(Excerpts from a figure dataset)
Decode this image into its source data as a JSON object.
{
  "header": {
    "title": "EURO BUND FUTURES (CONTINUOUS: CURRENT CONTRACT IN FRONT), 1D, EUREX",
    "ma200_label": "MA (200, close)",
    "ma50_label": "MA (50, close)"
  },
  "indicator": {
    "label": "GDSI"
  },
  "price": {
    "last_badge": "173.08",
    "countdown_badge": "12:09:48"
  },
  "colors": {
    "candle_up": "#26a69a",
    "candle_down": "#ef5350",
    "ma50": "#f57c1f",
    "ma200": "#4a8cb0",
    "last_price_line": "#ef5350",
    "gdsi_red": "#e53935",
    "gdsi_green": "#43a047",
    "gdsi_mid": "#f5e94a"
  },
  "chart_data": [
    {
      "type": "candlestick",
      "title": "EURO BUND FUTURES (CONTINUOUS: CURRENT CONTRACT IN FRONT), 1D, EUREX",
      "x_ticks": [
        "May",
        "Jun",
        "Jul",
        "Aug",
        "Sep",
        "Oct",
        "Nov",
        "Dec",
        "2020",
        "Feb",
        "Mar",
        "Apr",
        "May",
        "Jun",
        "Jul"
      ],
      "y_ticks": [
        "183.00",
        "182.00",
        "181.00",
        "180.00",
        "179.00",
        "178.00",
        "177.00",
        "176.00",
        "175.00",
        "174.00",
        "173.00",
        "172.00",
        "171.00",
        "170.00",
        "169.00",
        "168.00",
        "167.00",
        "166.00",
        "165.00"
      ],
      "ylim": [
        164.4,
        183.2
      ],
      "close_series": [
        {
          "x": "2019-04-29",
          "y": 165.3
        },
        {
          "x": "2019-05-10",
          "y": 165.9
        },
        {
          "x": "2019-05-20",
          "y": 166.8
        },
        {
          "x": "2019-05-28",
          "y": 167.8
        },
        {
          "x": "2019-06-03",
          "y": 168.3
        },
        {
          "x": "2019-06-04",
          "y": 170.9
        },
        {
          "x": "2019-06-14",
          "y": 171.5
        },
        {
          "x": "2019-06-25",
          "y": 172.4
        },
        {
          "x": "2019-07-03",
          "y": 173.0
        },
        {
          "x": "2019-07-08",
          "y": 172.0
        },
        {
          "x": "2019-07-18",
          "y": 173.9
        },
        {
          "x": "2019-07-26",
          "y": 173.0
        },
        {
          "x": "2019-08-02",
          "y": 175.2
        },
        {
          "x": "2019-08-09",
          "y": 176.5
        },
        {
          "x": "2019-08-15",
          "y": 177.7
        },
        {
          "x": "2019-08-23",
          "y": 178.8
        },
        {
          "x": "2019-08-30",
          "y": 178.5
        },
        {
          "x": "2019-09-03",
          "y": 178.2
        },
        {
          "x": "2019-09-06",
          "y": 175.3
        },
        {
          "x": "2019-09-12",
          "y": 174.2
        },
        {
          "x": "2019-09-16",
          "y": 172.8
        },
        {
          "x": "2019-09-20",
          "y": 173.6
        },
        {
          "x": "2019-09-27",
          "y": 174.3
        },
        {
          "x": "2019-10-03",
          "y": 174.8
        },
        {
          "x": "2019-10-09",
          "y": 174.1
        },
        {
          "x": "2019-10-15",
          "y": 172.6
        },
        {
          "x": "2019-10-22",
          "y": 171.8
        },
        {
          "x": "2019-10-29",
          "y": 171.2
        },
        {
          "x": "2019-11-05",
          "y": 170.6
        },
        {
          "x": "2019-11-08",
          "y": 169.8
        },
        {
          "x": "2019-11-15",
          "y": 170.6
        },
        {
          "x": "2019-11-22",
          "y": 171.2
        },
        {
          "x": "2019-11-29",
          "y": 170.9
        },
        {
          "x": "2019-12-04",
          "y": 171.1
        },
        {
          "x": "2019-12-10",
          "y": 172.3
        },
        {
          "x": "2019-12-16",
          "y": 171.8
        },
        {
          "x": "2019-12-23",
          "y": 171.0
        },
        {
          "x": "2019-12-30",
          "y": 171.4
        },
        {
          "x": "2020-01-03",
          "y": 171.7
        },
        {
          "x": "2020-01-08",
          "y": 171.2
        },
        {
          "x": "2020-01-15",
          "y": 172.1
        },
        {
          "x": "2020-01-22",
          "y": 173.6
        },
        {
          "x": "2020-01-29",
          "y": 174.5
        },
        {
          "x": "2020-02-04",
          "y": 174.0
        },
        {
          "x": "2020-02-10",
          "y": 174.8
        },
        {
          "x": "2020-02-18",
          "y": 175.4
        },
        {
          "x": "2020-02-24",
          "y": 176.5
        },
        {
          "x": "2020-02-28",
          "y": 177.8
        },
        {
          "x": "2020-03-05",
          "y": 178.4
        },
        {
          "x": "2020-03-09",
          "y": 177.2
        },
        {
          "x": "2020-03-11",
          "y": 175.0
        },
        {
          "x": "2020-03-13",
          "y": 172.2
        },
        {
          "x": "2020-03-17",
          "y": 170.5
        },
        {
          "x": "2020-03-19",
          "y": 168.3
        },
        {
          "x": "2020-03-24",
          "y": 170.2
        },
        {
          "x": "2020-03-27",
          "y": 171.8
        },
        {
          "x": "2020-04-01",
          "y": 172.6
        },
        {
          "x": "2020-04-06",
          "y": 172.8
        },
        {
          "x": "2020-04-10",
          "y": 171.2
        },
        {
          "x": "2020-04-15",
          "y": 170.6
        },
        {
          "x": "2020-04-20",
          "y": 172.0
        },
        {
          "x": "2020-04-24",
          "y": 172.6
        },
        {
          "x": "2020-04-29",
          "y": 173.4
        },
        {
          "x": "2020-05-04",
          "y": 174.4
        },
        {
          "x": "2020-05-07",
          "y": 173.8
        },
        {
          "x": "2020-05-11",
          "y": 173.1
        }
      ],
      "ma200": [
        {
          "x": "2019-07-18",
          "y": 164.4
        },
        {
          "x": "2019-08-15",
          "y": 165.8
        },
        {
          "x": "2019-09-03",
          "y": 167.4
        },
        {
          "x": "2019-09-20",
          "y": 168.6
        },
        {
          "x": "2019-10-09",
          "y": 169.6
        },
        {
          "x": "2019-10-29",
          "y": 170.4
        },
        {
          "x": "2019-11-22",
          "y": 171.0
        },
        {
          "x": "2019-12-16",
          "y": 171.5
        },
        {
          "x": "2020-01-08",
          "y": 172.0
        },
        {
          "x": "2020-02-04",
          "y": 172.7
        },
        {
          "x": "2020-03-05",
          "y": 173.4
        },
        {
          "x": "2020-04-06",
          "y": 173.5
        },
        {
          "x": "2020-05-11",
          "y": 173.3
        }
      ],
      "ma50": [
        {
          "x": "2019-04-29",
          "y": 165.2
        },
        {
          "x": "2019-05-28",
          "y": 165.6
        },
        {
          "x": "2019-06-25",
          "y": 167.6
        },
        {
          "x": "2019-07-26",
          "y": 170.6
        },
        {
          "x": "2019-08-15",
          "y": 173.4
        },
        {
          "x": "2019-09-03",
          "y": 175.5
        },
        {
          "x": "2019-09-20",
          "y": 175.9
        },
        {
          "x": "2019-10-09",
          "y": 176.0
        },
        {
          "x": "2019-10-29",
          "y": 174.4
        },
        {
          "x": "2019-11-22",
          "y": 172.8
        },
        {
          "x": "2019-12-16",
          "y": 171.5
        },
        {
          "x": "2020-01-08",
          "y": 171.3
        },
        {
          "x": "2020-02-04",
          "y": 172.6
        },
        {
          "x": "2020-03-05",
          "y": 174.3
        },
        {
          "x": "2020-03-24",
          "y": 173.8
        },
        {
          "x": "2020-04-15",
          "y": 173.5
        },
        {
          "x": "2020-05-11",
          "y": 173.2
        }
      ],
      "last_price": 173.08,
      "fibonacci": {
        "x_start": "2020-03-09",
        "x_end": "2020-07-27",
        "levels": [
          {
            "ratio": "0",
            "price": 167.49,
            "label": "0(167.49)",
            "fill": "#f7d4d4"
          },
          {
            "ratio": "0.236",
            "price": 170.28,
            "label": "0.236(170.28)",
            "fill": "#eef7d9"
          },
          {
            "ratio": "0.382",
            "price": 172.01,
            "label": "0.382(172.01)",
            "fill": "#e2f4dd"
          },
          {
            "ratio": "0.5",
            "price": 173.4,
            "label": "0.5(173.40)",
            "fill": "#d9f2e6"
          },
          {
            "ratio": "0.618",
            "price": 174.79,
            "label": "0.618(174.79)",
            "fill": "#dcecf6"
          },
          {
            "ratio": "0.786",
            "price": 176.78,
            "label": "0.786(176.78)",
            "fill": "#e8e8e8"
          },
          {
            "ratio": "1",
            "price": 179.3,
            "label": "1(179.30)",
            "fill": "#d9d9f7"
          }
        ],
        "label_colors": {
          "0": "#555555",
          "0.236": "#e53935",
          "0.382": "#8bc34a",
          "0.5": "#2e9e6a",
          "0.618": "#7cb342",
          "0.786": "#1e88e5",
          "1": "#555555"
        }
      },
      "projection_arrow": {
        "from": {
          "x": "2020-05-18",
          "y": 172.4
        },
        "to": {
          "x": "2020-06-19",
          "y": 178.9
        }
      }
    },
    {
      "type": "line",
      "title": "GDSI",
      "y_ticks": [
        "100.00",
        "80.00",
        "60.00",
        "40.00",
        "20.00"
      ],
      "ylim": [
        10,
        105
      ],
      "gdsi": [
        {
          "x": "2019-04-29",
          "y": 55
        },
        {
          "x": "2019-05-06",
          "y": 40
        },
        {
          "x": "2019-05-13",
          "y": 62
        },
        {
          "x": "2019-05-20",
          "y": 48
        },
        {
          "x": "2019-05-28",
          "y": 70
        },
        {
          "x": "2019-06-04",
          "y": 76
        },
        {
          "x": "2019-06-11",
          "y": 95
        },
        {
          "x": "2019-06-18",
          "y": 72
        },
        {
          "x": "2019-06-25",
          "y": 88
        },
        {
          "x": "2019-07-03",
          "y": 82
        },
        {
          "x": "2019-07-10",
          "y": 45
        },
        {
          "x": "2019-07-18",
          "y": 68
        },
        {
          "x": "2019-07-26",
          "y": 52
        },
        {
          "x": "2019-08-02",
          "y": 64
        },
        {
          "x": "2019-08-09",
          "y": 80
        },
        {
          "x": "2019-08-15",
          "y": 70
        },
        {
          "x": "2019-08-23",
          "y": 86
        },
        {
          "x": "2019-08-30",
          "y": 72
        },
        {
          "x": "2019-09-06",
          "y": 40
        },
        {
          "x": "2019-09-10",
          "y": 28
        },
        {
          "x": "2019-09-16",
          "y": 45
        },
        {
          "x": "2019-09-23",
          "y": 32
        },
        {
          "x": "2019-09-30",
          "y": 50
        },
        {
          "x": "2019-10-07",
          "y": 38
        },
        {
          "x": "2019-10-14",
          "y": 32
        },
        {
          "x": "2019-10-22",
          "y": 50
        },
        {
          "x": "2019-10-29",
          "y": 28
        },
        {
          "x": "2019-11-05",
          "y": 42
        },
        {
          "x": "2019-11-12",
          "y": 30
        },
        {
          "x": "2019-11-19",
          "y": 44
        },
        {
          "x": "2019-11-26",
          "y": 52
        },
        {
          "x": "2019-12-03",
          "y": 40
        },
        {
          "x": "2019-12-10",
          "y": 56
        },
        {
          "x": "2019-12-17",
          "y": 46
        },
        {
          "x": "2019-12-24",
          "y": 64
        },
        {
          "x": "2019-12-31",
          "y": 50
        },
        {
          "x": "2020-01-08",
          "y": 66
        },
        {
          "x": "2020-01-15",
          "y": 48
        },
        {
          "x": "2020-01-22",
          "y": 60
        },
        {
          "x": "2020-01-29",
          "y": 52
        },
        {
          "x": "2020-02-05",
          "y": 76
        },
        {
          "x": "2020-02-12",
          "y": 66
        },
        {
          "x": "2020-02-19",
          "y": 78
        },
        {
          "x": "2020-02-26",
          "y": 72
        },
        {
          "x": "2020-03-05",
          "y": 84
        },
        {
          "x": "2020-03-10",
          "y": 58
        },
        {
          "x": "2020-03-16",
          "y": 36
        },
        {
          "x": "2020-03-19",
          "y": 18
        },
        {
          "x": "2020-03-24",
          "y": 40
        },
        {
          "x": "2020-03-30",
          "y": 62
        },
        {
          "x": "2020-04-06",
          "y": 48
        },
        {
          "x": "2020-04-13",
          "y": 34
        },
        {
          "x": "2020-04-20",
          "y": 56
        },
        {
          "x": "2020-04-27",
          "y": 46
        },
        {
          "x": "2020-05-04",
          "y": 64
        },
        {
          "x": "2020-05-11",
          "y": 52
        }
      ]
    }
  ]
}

(EXERCISE)
Go through the lines above. Select every one that has the string "EURO".

(CORRECT RESULT)
    "title": "EURO BUND FUTURES (CONTINUOUS: CURRENT CONTRACT IN FRONT), 1D, EUREX",
      "title": "EURO BUND FUTURES (CONTINUOUS: CURRENT CONTRACT IN FRONT), 1D, EUREX",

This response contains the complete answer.